*DOCUMENT EXCERPT:*
=====

So, a true object oriented language is the language that:
- Relies on objects (not on classes)
- Doesn’t use any other entities than referring to objects
What does it mean “relies on objects”? For example, no matter what the meaning of particular thing in the program is, all operations are defined per object, including whether the object can do it or not. So, for example, in every place where some data is required, there can be either an integer, or a string, or a file stream, or a book, or a procedure block (say, lambda function) or even a “nil” – the only limitation is that not every operation would accept it. But that’s not because of the object’s type (there’s no such thing; in some rare cases it may be its class), but rather because the operation that particular procedure would do to an object is not supported by it (“duck typing”). For example, in Smalltalk when you do a+b and assign the result to c, the + method is called for an object designated by ‘a’ with one argument, ‘b’. It really doesn’t matter what they really designate, it’s only required that the operation a+b be able to be done to them, in particular, whether + can be done to ‘a’ with ‘b’ (yes, Smalltalk supports defining operators as methods of objects, should that be of any surprise).
The “class” in such a language is only yet another object that is being used as a delegate that provides methods to be invoked when the object receives particular “message”. But the fact that the object is of some class or of a class that is derived from some class, should be rarely a checked condition. Maybe in some cases it may make sense to check if an object understands some set of messages (“protocol”). But usually it should be just called particular method for, with responding to an exception that it doesn’t understand it.

=====

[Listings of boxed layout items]
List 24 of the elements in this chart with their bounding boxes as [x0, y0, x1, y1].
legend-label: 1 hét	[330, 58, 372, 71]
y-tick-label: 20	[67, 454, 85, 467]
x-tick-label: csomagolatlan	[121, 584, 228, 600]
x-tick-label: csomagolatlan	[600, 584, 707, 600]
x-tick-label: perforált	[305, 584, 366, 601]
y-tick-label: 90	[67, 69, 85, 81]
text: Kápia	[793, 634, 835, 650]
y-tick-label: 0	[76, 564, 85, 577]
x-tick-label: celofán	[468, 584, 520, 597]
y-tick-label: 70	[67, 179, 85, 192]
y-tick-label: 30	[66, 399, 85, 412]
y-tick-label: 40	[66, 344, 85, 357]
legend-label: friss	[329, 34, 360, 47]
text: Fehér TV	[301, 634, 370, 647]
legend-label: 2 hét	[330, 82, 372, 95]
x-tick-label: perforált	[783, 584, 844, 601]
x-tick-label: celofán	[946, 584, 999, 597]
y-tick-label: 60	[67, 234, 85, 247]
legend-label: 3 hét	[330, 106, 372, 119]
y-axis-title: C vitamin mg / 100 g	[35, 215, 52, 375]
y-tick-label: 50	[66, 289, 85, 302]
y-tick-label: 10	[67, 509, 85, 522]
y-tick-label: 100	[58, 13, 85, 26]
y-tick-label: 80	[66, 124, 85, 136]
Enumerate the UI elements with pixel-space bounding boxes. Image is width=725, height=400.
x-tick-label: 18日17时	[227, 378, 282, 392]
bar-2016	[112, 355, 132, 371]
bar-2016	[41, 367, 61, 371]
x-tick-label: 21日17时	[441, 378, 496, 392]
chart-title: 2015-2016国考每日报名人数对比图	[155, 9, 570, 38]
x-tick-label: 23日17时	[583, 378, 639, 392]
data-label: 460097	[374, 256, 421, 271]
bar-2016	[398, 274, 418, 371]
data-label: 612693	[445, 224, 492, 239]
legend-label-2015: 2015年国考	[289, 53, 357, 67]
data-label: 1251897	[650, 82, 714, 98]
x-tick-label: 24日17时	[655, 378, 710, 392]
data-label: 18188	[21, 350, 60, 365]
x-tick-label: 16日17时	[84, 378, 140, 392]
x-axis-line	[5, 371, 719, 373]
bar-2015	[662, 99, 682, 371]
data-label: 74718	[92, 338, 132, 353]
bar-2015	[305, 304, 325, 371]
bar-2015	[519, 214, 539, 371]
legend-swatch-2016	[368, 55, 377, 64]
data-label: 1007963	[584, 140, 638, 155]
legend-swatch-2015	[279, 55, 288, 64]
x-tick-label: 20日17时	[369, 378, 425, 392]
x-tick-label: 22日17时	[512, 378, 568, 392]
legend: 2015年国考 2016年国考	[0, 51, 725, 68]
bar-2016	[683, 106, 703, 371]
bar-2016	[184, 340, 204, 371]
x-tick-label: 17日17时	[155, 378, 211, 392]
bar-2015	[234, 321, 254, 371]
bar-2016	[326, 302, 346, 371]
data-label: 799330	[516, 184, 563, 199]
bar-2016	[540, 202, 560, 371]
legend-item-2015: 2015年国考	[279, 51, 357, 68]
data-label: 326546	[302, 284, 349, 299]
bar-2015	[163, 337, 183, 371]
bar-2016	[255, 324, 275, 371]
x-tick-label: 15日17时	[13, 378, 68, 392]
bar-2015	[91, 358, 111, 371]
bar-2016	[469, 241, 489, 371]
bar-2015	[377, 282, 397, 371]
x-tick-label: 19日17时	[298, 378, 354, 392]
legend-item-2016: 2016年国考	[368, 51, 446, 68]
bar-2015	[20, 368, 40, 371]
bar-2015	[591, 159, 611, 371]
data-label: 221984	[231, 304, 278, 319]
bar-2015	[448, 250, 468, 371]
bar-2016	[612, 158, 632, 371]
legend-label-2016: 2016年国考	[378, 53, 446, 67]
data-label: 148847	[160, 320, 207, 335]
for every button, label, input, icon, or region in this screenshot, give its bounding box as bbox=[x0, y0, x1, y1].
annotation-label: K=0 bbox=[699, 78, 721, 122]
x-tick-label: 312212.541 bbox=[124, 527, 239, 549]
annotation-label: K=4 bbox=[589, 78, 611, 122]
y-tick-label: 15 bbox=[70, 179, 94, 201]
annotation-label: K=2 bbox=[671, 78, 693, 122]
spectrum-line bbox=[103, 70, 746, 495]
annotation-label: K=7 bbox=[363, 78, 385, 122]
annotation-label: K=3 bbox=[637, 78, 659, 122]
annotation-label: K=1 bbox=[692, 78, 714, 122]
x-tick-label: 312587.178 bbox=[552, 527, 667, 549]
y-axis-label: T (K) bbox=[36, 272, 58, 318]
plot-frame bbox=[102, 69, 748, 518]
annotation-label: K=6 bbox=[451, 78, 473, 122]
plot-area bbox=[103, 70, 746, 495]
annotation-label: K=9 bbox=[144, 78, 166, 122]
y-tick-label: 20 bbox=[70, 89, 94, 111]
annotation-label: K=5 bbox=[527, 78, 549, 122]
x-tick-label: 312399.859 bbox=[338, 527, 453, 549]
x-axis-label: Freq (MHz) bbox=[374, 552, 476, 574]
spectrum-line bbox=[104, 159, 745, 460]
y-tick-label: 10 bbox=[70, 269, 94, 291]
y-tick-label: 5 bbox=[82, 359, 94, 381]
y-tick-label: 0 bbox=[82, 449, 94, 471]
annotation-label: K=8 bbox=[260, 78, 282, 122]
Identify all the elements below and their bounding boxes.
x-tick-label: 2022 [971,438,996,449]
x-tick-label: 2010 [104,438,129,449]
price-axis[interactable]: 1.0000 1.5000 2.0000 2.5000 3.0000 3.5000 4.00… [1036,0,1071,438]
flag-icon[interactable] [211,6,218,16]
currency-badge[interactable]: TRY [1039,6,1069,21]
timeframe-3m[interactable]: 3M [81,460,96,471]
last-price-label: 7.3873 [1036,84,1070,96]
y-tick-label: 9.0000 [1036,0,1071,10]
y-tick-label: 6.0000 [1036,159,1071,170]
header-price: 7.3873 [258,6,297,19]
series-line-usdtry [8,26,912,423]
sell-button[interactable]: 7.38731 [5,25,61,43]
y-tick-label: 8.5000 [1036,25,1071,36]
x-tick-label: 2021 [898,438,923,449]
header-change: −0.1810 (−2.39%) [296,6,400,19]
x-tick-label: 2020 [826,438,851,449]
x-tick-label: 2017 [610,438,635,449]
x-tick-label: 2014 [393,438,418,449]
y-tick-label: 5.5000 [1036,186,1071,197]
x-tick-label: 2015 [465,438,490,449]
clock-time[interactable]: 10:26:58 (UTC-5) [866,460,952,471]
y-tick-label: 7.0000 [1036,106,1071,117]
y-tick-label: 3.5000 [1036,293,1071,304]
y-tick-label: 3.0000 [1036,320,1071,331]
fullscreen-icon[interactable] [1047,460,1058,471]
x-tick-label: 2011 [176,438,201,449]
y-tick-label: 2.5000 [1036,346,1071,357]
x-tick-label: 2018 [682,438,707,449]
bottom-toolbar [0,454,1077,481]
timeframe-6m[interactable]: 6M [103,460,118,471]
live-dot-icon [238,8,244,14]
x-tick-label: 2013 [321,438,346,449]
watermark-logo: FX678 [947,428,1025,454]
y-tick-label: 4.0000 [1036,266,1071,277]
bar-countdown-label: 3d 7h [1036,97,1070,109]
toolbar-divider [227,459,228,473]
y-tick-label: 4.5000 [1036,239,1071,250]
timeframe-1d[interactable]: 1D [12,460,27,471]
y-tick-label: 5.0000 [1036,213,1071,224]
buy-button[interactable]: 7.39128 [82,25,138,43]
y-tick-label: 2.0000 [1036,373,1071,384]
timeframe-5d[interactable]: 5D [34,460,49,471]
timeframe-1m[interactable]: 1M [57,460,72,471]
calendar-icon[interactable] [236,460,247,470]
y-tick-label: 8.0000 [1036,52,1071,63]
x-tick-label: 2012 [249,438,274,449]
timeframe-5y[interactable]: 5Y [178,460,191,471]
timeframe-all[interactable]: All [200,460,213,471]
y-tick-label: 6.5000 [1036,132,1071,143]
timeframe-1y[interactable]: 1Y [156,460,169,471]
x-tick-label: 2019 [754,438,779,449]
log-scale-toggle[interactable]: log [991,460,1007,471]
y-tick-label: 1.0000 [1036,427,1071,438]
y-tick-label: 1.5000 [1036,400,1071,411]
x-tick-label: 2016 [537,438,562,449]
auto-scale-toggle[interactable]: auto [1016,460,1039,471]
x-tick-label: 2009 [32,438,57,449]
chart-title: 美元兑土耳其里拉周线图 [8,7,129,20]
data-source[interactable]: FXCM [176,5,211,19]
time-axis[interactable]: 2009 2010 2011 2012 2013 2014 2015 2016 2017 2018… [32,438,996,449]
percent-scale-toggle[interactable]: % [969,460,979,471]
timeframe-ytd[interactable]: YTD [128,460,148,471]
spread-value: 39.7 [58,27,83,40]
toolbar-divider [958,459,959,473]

=====

*DIRECTION 1:* In the piece on object-oriented languages, what happens in Smalltalk when a+b is evaluated?
*DIRECTION 2:* Write the next part of the piece on object-oriented languages, picking up after its last sentence.

*EXERCISE RESPONSE 1:* The + method is called for the object designated by 'a' with one argument, 'b'.

*EXERCISE RESPONSE 2:*
Second, in a true object-oriented language everything should be object, with no “exceptions”. In Smalltalk everything is object – an integer, a string, even a method, even a class, and even a “nil”, which is considered as something being “not an object” (say, a universal marker for a case when an object cannot be put in this place – it has its own unique class). If not, we may still talk about having a “true object-oriented flavor”, but not that it’s a true object-oriented language.
Third, as a consequence of relying on what object can do in response to a method call, the only typing in such a language should be dynamic typing. If you want to make use of anything that relies on objects, at least for this part of the program you should forget static types. So, whatever relies on static types, it’s not object-oriented at all.
There exist various OO systems, which at least can be considered “true object-oriented” even though this concerns only part of the language. There’s for example Objective-C, where the whole object system is a kind of “alien feature” applied as a patch to C language, and there’s just one static type of reference-to-object, named “id”. Similar feature is in Vala and C# – the “dynamic” keyword. You can use a variable of such a type, assign an object to it, and call a method – the call will be resolved at runtime. It’s not required that the method be known prior to compile the call instruction.
So, in Java there are entities that are not objects, it uses static types also for classes, and there’s no possibility to call a method on an object, if the static type of which the reference is, does not define it (even as alternative, as in Vala and C#). Theoretically you should be able to do it using reflection (by searching through its methods), but anyway there’s no direct language syntax dedicated for that (and to some extent some C++ libraries also feature reflection). So, the object system in Java isn’t “true object oriented” – it’s C++-like.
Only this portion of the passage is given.